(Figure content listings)

+ + + +

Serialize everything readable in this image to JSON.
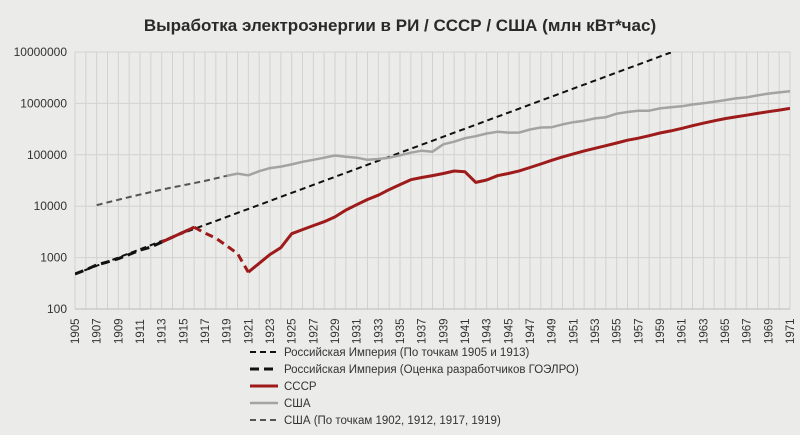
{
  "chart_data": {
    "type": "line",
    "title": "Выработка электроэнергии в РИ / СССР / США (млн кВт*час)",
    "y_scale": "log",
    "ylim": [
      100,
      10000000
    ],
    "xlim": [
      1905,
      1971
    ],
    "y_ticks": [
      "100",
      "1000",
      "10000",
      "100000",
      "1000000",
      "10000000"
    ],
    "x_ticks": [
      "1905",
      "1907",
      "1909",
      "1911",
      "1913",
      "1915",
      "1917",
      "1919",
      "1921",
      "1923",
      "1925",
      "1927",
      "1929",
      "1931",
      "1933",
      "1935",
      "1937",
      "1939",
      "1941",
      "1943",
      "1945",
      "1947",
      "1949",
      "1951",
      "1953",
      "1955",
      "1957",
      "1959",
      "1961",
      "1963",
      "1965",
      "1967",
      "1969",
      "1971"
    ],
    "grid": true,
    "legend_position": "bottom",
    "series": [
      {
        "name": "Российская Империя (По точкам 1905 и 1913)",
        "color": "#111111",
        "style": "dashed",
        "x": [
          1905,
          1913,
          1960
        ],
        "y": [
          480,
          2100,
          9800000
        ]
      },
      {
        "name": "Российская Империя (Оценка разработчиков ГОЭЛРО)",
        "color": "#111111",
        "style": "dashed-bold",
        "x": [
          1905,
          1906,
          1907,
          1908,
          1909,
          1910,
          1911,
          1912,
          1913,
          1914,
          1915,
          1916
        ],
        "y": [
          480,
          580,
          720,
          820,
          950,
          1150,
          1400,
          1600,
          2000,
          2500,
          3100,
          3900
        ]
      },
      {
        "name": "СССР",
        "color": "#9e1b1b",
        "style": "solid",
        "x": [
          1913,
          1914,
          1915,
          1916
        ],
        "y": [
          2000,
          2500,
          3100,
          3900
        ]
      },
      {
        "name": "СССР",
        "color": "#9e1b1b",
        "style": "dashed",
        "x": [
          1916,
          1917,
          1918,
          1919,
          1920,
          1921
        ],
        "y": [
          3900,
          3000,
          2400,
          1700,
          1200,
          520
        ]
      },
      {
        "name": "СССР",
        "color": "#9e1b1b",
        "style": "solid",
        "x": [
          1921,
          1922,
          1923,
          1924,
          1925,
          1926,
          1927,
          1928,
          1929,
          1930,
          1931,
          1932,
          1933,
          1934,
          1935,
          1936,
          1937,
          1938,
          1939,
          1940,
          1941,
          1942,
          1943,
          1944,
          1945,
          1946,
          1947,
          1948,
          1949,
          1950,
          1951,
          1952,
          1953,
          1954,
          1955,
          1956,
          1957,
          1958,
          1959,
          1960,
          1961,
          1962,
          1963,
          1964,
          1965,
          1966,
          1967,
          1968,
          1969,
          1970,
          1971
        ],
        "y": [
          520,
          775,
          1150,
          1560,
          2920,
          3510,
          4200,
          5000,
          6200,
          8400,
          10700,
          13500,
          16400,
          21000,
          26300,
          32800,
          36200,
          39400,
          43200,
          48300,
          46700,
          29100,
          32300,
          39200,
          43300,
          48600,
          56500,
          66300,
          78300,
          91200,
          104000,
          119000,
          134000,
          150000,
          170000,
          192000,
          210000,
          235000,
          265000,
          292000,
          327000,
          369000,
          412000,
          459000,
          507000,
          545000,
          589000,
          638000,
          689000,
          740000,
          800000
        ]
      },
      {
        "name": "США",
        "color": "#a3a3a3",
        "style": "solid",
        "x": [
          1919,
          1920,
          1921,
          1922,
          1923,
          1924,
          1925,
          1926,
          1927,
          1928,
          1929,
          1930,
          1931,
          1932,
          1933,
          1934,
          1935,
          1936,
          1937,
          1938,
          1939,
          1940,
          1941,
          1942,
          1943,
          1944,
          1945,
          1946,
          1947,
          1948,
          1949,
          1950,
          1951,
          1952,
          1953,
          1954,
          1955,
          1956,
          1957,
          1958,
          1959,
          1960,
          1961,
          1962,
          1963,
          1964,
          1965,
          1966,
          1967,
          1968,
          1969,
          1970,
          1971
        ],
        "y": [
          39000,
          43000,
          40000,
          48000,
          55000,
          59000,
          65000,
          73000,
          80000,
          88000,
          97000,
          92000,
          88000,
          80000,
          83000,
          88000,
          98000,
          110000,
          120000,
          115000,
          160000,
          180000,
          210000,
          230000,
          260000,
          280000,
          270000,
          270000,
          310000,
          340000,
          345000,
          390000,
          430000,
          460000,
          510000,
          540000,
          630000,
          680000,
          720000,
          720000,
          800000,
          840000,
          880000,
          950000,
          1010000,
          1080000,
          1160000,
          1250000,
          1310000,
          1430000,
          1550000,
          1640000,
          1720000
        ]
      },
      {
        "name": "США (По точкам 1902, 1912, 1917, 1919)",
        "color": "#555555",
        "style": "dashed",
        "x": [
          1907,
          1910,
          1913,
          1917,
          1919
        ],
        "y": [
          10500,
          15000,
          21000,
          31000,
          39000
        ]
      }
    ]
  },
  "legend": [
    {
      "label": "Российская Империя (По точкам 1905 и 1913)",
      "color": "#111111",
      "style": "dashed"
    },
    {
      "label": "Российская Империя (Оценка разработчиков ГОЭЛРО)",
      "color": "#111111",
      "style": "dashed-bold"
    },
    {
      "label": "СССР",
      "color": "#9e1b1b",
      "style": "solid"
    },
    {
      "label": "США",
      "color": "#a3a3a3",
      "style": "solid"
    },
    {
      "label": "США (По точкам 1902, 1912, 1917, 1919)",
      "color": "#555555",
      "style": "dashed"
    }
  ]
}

+ + + +

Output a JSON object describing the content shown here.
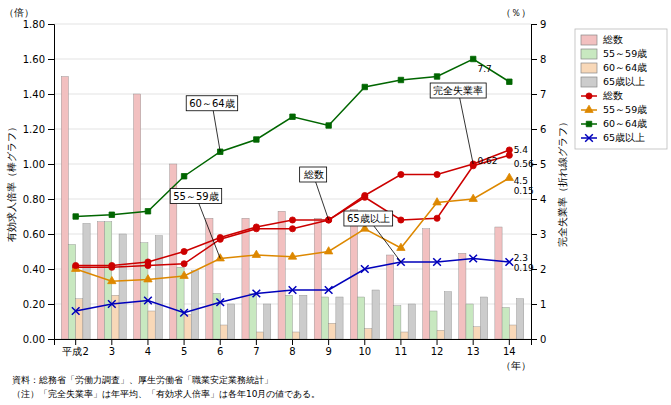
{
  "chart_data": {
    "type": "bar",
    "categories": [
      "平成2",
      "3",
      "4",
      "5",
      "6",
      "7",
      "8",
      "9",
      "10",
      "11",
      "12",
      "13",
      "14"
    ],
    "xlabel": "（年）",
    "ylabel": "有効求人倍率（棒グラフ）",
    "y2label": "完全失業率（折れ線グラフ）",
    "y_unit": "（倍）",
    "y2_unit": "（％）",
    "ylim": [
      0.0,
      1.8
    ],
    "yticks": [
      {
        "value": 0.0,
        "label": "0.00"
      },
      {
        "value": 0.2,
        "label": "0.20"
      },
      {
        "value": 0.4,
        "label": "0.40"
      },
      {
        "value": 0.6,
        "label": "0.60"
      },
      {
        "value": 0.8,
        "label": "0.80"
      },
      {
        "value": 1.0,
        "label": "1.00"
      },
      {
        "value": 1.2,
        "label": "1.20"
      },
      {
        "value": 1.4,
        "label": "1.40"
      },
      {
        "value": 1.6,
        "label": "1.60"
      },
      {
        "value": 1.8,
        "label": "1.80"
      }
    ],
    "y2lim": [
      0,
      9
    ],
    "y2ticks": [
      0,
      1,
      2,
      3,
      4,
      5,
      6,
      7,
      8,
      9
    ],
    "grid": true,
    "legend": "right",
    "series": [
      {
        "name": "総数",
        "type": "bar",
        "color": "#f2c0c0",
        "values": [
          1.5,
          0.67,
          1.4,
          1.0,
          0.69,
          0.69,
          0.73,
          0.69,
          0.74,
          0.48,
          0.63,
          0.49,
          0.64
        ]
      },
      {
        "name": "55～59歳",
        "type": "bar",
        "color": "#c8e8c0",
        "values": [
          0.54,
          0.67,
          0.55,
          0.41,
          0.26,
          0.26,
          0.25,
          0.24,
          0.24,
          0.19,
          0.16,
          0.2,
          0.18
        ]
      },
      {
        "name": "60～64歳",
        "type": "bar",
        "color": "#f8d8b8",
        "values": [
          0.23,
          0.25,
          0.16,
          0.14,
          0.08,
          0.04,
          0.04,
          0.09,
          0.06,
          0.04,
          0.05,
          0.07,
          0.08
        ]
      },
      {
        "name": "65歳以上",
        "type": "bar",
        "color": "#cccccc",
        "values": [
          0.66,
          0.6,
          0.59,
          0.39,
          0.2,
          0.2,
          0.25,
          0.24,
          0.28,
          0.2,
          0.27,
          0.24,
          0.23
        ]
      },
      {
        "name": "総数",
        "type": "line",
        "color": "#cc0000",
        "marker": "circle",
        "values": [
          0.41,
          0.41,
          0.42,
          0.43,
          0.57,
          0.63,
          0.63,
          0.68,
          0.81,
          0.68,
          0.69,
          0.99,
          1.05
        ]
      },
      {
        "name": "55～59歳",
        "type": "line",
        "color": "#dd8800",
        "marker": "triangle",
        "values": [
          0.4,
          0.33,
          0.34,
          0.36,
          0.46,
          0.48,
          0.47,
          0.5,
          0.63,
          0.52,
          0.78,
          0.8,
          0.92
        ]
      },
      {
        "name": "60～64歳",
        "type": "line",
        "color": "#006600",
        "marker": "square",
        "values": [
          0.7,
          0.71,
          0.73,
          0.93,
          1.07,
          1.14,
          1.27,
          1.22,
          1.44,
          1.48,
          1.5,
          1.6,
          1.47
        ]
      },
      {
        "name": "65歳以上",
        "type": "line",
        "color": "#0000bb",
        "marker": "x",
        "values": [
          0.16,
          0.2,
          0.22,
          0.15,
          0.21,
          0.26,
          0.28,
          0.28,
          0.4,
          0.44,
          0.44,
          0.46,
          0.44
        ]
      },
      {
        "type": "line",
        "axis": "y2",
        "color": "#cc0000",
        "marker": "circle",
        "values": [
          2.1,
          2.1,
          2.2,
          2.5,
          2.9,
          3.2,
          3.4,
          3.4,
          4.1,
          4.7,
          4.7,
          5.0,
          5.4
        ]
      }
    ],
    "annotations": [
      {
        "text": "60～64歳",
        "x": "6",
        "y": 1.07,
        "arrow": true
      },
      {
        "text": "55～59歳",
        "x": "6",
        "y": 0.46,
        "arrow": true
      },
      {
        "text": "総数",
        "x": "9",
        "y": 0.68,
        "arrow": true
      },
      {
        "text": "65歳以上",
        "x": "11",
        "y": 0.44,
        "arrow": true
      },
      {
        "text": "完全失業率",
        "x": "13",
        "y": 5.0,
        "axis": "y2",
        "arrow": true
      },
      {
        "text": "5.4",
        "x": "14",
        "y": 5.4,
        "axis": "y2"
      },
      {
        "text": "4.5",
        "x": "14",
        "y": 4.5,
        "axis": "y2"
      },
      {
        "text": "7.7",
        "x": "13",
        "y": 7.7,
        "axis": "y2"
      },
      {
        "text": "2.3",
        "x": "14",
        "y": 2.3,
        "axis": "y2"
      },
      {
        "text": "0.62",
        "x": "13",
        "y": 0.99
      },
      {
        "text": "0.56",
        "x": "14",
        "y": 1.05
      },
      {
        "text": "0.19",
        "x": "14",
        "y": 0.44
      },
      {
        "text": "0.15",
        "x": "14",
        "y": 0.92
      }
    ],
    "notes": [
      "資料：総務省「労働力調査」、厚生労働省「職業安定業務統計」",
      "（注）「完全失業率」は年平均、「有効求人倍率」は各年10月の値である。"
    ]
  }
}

+ + + +

- Goal of the exercise: From the listing above, collect each line in which the string "JSON" appears.

- Written response:
Serialize everything readable in this image to JSON.
Output a JSON object describing the content shown here.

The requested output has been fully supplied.